Dataset entries:
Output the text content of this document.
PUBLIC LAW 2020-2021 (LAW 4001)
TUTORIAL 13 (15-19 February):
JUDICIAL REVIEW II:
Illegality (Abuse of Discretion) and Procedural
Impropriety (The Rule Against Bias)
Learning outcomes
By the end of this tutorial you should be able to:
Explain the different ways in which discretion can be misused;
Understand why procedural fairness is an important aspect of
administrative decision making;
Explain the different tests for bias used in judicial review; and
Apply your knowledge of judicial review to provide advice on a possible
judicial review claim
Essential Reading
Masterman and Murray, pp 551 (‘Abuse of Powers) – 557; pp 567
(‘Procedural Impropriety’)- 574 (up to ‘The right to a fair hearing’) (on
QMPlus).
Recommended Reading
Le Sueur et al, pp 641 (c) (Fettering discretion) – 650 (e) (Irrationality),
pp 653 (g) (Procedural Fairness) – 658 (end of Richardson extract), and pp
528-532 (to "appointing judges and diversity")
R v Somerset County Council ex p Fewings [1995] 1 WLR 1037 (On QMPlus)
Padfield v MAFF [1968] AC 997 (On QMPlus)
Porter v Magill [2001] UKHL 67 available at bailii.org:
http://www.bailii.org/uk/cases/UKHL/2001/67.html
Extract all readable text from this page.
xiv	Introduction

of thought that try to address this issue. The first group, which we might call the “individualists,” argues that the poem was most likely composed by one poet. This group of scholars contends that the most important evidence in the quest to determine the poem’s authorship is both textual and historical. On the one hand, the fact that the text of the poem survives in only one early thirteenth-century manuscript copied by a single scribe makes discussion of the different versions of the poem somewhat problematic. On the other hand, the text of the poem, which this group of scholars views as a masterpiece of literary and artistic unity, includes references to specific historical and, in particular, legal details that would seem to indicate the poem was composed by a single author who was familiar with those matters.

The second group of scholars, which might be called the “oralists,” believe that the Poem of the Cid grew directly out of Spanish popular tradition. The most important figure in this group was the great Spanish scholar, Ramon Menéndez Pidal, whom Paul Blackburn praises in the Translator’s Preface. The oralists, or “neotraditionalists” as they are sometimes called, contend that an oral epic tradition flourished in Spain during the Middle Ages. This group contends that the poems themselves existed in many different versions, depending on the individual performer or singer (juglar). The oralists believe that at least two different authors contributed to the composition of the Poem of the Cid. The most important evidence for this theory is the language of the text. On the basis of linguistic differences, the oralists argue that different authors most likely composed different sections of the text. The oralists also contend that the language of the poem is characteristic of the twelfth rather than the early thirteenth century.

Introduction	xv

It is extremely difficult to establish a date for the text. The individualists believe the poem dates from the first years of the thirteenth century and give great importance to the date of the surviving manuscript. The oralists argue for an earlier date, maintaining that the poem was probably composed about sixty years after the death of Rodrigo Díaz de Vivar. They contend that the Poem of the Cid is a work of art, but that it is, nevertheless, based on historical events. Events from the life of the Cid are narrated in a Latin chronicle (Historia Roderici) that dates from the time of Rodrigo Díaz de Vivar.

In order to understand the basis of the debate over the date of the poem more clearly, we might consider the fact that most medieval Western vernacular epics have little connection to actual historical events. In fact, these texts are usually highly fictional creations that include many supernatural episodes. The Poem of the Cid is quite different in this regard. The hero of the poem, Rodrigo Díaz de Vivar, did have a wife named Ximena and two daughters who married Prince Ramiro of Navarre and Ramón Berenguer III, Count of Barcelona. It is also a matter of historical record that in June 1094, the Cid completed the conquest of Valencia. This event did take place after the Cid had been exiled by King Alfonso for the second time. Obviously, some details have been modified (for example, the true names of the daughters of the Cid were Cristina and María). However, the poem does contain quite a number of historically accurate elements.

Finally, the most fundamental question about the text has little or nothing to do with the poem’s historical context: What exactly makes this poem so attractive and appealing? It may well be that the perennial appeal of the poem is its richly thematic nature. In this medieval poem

TO BE DONE → Using the data above, reproduce every line exactly.

EXERCISE RESULT →
Output the text content of this document.
PUBLIC LAW 2020-2021 (LAW 4001)
TUTORIAL 13 (15-19 February):
JUDICIAL REVIEW II:
Illegality (Abuse of Discretion) and Procedural
Impropriety (The Rule Against Bias)
Learning outcomes
By the end of this tutorial you should be able to:
Explain the different ways in which discretion can be misused;
Understand why procedural fairness is an important aspect of
administrative decision making;
Explain the different tests for bias used in judicial review; and
Apply your knowledge of judicial review to provide advice on a possible
judicial review claim
Essential Reading
Masterman and Murray, pp 551 (‘Abuse of Powers) – 557; pp 567
(‘Procedural Impropriety’)- 574 (up to ‘The right to a fair hearing’) (on
QMPlus).
Recommended Reading
Le Sueur et al, pp 641 (c) (Fettering discretion) – 650 (e) (Irrationality),
pp 653 (g) (Procedural Fairness) – 658 (end of Richardson extract), and pp
528-532 (to "appointing judges and diversity")
R v Somerset County Council ex p Fewings [1995] 1 WLR 1037 (On QMPlus)
Padfield v MAFF [1968] AC 997 (On QMPlus)
Porter v Magill [2001] UKHL 67 available at bailii.org:
http://www.bailii.org/uk/cases/UKHL/2001/67.html
Extract all readable text from this page.
xiv	Introduction

of thought that try to address this issue. The first group, which we might call the “individualists,” argues that the poem was most likely composed by one poet. This group of scholars contends that the most important evidence in the quest to determine the poem’s authorship is both textual and historical. On the one hand, the fact that the text of the poem survives in only one early thirteenth-century manuscript copied by a single scribe makes discussion of the different versions of the poem somewhat problematic. On the other hand, the text of the poem, which this group of scholars views as a masterpiece of literary and artistic unity, includes references to specific historical and, in particular, legal details that would seem to indicate the poem was composed by a single author who was familiar with those matters.

The second group of scholars, which might be called the “oralists,” believe that the Poem of the Cid grew directly out of Spanish popular tradition. The most important figure in this group was the great Spanish scholar, Ramon Menéndez Pidal, whom Paul Blackburn praises in the Translator’s Preface. The oralists, or “neotraditionalists” as they are sometimes called, contend that an oral epic tradition flourished in Spain during the Middle Ages. This group contends that the poems themselves existed in many different versions, depending on the individual performer or singer (juglar). The oralists believe that at least two different authors contributed to the composition of the Poem of the Cid. The most important evidence for this theory is the language of the text. On the basis of linguistic differences, the oralists argue that different authors most likely composed different sections of the text. The oralists also contend that the language of the poem is characteristic of the twelfth rather than the early thirteenth century.

Introduction	xv

It is extremely difficult to establish a date for the text. The individualists believe the poem dates from the first years of the thirteenth century and give great importance to the date of the surviving manuscript. The oralists argue for an earlier date, maintaining that the poem was probably composed about sixty years after the death of Rodrigo Díaz de Vivar. They contend that the Poem of the Cid is a work of art, but that it is, nevertheless, based on historical events. Events from the life of the Cid are narrated in a Latin chronicle (Historia Roderici) that dates from the time of Rodrigo Díaz de Vivar.

In order to understand the basis of the debate over the date of the poem more clearly, we might consider the fact that most medieval Western vernacular epics have little connection to actual historical events. In fact, these texts are usually highly fictional creations that include many supernatural episodes. The Poem of the Cid is quite different in this regard. The hero of the poem, Rodrigo Díaz de Vivar, did have a wife named Ximena and two daughters who married Prince Ramiro of Navarre and Ramón Berenguer III, Count of Barcelona. It is also a matter of historical record that in June 1094, the Cid completed the conquest of Valencia. This event did take place after the Cid had been exiled by King Alfonso for the second time. Obviously, some details have been modified (for example, the true names of the daughters of the Cid were Cristina and María). However, the poem does contain quite a number of historically accurate elements.

Finally, the most fundamental question about the text has little or nothing to do with the poem’s historical context: What exactly makes this poem so attractive and appealing? It may well be that the perennial appeal of the poem is its richly thematic nature. In this medieval poem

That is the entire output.